━━━ Provided records ━━━
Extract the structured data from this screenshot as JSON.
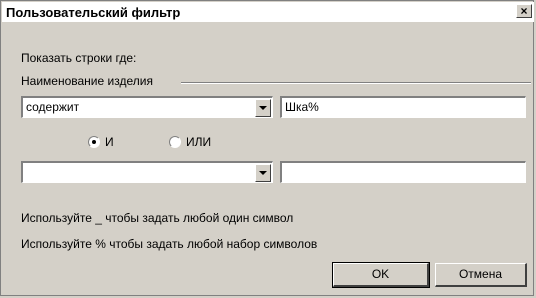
{
  "dialog": {
    "title": "Пользовательский фильтр",
    "close_glyph": "×",
    "show_rows_label": "Показать строки где:",
    "group_label": "Наименование изделия",
    "condition1": {
      "operator": "содержит",
      "value": "Шка%"
    },
    "logic": {
      "and_label": "И",
      "or_label": "ИЛИ",
      "selected": "and"
    },
    "condition2": {
      "operator": "",
      "value": ""
    },
    "hint1": "Используйте _ чтобы задать любой один символ",
    "hint2": "Используйте % чтобы задать любой набор символов",
    "ok_label": "OK",
    "cancel_label": "Отмена"
  }
}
━━━
Exercise
Gather each line holding the string "любой".

Full output
    "hint1": "Используйте _ чтобы задать любой один символ",
    "hint2": "Используйте % чтобы задать любой набор символов",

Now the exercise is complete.